**PROVIDED MATERIAL**
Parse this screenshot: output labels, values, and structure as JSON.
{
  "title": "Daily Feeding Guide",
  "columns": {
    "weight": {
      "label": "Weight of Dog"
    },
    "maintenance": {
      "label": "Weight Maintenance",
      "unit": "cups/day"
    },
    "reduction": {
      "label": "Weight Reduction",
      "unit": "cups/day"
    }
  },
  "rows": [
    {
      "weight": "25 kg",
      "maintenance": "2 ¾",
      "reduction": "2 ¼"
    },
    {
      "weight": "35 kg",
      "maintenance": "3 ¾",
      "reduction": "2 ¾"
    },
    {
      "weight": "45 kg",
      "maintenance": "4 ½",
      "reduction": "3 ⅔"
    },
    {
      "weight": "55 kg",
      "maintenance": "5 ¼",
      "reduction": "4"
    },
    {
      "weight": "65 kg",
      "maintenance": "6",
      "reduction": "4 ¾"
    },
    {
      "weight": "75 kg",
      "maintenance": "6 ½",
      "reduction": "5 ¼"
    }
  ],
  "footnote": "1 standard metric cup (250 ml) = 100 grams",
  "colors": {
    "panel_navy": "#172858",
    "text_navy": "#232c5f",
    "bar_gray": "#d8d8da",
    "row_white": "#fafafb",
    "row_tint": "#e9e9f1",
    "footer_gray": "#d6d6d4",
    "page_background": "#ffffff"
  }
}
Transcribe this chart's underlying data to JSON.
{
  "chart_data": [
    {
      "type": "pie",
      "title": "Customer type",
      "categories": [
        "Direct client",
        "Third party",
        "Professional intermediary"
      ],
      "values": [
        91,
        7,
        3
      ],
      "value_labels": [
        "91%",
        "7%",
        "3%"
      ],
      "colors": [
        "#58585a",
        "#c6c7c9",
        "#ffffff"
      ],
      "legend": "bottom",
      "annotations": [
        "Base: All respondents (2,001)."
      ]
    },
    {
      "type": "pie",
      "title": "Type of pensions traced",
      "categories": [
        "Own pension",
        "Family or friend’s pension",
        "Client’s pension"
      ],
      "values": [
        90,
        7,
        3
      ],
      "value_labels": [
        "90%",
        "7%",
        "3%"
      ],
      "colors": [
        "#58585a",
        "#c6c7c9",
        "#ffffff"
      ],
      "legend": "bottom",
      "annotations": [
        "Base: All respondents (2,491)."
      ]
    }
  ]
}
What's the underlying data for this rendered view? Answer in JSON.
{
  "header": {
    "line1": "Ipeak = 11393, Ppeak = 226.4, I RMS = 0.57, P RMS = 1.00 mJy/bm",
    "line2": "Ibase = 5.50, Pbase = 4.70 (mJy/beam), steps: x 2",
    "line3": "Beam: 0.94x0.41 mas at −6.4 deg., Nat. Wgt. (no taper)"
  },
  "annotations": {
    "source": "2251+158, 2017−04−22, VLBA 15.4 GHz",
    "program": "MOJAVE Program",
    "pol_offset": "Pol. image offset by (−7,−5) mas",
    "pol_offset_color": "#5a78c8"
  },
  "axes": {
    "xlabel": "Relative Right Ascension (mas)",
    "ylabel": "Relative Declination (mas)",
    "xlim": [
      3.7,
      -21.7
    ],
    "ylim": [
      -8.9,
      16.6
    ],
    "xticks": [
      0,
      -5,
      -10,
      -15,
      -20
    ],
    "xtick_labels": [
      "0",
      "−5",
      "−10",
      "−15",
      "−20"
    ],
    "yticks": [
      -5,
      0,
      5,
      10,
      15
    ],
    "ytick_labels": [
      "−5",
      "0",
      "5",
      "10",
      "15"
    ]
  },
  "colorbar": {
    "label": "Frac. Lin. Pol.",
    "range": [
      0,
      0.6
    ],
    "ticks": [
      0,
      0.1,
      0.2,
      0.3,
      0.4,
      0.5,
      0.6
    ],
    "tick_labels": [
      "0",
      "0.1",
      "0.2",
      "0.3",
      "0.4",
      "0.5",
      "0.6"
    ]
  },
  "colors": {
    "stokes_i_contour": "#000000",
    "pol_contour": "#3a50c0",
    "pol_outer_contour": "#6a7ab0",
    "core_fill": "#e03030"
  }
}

**STATED TASK**
Take the entries above and transcribe them in full.

**SOLUTION TO THE EXERCISE**
Parse this screenshot: output labels, values, and structure as JSON.
{
  "title": "Daily Feeding Guide",
  "columns": {
    "weight": {
      "label": "Weight of Dog"
    },
    "maintenance": {
      "label": "Weight Maintenance",
      "unit": "cups/day"
    },
    "reduction": {
      "label": "Weight Reduction",
      "unit": "cups/day"
    }
  },
  "rows": [
    {
      "weight": "25 kg",
      "maintenance": "2 ¾",
      "reduction": "2 ¼"
    },
    {
      "weight": "35 kg",
      "maintenance": "3 ¾",
      "reduction": "2 ¾"
    },
    {
      "weight": "45 kg",
      "maintenance": "4 ½",
      "reduction": "3 ⅔"
    },
    {
      "weight": "55 kg",
      "maintenance": "5 ¼",
      "reduction": "4"
    },
    {
      "weight": "65 kg",
      "maintenance": "6",
      "reduction": "4 ¾"
    },
    {
      "weight": "75 kg",
      "maintenance": "6 ½",
      "reduction": "5 ¼"
    }
  ],
  "footnote": "1 standard metric cup (250 ml) = 100 grams",
  "colors": {
    "panel_navy": "#172858",
    "text_navy": "#232c5f",
    "bar_gray": "#d8d8da",
    "row_white": "#fafafb",
    "row_tint": "#e9e9f1",
    "footer_gray": "#d6d6d4",
    "page_background": "#ffffff"
  }
}
Transcribe this chart's underlying data to JSON.
{
  "chart_data": [
    {
      "type": "pie",
      "title": "Customer type",
      "categories": [
        "Direct client",
        "Third party",
        "Professional intermediary"
      ],
      "values": [
        91,
        7,
        3
      ],
      "value_labels": [
        "91%",
        "7%",
        "3%"
      ],
      "colors": [
        "#58585a",
        "#c6c7c9",
        "#ffffff"
      ],
      "legend": "bottom",
      "annotations": [
        "Base: All respondents (2,001)."
      ]
    },
    {
      "type": "pie",
      "title": "Type of pensions traced",
      "categories": [
        "Own pension",
        "Family or friend’s pension",
        "Client’s pension"
      ],
      "values": [
        90,
        7,
        3
      ],
      "value_labels": [
        "90%",
        "7%",
        "3%"
      ],
      "colors": [
        "#58585a",
        "#c6c7c9",
        "#ffffff"
      ],
      "legend": "bottom",
      "annotations": [
        "Base: All respondents (2,491)."
      ]
    }
  ]
}
What's the underlying data for this rendered view? Answer in JSON.
{
  "header": {
    "line1": "Ipeak = 11393, Ppeak = 226.4, I RMS = 0.57, P RMS = 1.00 mJy/bm",
    "line2": "Ibase = 5.50, Pbase = 4.70 (mJy/beam), steps: x 2",
    "line3": "Beam: 0.94x0.41 mas at −6.4 deg., Nat. Wgt. (no taper)"
  },
  "annotations": {
    "source": "2251+158, 2017−04−22, VLBA 15.4 GHz",
    "program": "MOJAVE Program",
    "pol_offset": "Pol. image offset by (−7,−5) mas",
    "pol_offset_color": "#5a78c8"
  },
  "axes": {
    "xlabel": "Relative Right Ascension (mas)",
    "ylabel": "Relative Declination (mas)",
    "xlim": [
      3.7,
      -21.7
    ],
    "ylim": [
      -8.9,
      16.6
    ],
    "xticks": [
      0,
      -5,
      -10,
      -15,
      -20
    ],
    "xtick_labels": [
      "0",
      "−5",
      "−10",
      "−15",
      "−20"
    ],
    "yticks": [
      -5,
      0,
      5,
      10,
      15
    ],
    "ytick_labels": [
      "−5",
      "0",
      "5",
      "10",
      "15"
    ]
  },
  "colorbar": {
    "label": "Frac. Lin. Pol.",
    "range": [
      0,
      0.6
    ],
    "ticks": [
      0,
      0.1,
      0.2,
      0.3,
      0.4,
      0.5,
      0.6
    ],
    "tick_labels": [
      "0",
      "0.1",
      "0.2",
      "0.3",
      "0.4",
      "0.5",
      "0.6"
    ]
  },
  "colors": {
    "stokes_i_contour": "#000000",
    "pol_contour": "#3a50c0",
    "pol_outer_contour": "#6a7ab0",
    "core_fill": "#e03030"
  }
}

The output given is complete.